— To be done —
Quote the whole listing verbatim.
┄┄┄┄┄┄
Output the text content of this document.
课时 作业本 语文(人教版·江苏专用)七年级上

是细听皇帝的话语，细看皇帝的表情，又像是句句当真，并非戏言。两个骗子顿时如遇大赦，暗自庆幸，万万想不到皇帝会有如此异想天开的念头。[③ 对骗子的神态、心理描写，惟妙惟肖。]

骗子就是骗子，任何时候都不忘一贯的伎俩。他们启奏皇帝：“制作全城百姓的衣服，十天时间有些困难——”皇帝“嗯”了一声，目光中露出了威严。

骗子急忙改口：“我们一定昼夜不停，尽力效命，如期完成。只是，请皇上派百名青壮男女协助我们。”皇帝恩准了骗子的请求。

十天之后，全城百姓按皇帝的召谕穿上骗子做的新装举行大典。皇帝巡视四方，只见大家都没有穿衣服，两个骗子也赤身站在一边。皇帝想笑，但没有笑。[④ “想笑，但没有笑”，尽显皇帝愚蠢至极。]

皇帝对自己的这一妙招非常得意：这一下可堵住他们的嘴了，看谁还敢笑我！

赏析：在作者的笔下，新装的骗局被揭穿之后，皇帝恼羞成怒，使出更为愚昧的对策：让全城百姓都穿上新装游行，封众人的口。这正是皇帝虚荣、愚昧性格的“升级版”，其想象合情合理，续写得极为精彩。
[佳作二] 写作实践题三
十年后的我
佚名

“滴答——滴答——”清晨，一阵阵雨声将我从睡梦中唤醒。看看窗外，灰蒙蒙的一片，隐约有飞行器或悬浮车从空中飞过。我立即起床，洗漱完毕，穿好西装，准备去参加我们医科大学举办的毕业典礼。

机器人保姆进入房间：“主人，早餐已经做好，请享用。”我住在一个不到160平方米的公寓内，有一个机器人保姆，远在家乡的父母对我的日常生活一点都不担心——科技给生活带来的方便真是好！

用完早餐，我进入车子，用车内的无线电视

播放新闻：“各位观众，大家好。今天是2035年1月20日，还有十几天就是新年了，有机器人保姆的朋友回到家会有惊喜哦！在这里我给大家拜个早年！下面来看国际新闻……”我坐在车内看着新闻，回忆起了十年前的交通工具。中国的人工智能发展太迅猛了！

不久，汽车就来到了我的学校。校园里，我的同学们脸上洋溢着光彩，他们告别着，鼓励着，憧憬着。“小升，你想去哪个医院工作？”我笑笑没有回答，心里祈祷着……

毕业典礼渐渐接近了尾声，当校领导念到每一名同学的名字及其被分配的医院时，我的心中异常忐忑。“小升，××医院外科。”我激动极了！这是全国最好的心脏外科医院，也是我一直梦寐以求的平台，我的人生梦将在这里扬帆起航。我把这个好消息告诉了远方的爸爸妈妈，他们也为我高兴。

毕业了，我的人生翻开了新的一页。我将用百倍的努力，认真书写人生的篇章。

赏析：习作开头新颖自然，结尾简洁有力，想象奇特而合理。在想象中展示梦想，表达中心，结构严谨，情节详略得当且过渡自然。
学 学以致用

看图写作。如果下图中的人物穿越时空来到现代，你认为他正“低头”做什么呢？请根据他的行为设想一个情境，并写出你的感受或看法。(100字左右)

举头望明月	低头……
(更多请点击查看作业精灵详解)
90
┄┄┄┄┄┄
— Completed exercise —
Output the text content of this document.
课时 作业本 语文(人教版·江苏专用)七年级上

是细听皇帝的话语，细看皇帝的表情，又像是句句当真，并非戏言。两个骗子顿时如遇大赦，暗自庆幸，万万想不到皇帝会有如此异想天开的念头。[③ 对骗子的神态、心理描写，惟妙惟肖。]

骗子就是骗子，任何时候都不忘一贯的伎俩。他们启奏皇帝：“制作全城百姓的衣服，十天时间有些困难——”皇帝“嗯”了一声，目光中露出了威严。

骗子急忙改口：“我们一定昼夜不停，尽力效命，如期完成。只是，请皇上派百名青壮男女协助我们。”皇帝恩准了骗子的请求。

十天之后，全城百姓按皇帝的召谕穿上骗子做的新装举行大典。皇帝巡视四方，只见大家都没有穿衣服，两个骗子也赤身站在一边。皇帝想笑，但没有笑。[④ “想笑，但没有笑”，尽显皇帝愚蠢至极。]

皇帝对自己的这一妙招非常得意：这一下可堵住他们的嘴了，看谁还敢笑我！

赏析：在作者的笔下，新装的骗局被揭穿之后，皇帝恼羞成怒，使出更为愚昧的对策：让全城百姓都穿上新装游行，封众人的口。这正是皇帝虚荣、愚昧性格的“升级版”，其想象合情合理，续写得极为精彩。
[佳作二] 写作实践题三
十年后的我
佚名

“滴答——滴答——”清晨，一阵阵雨声将我从睡梦中唤醒。看看窗外，灰蒙蒙的一片，隐约有飞行器或悬浮车从空中飞过。我立即起床，洗漱完毕，穿好西装，准备去参加我们医科大学举办的毕业典礼。

机器人保姆进入房间：“主人，早餐已经做好，请享用。”我住在一个不到160平方米的公寓内，有一个机器人保姆，远在家乡的父母对我的日常生活一点都不担心——科技给生活带来的方便真是好！

用完早餐，我进入车子，用车内的无线电视

播放新闻：“各位观众，大家好。今天是2035年1月20日，还有十几天就是新年了，有机器人保姆的朋友回到家会有惊喜哦！在这里我给大家拜个早年！下面来看国际新闻……”我坐在车内看着新闻，回忆起了十年前的交通工具。中国的人工智能发展太迅猛了！

不久，汽车就来到了我的学校。校园里，我的同学们脸上洋溢着光彩，他们告别着，鼓励着，憧憬着。“小升，你想去哪个医院工作？”我笑笑没有回答，心里祈祷着……

毕业典礼渐渐接近了尾声，当校领导念到每一名同学的名字及其被分配的医院时，我的心中异常忐忑。“小升，××医院外科。”我激动极了！这是全国最好的心脏外科医院，也是我一直梦寐以求的平台，我的人生梦将在这里扬帆起航。我把这个好消息告诉了远方的爸爸妈妈，他们也为我高兴。

毕业了，我的人生翻开了新的一页。我将用百倍的努力，认真书写人生的篇章。

赏析：习作开头新颖自然，结尾简洁有力，想象奇特而合理。在想象中展示梦想，表达中心，结构严谨，情节详略得当且过渡自然。
学 学以致用

看图写作。如果下图中的人物穿越时空来到现代，你认为他正“低头”做什么呢？请根据他的行为设想一个情境，并写出你的感受或看法。(100字左右)

举头望明月	低头……
(更多请点击查看作业精灵详解)
90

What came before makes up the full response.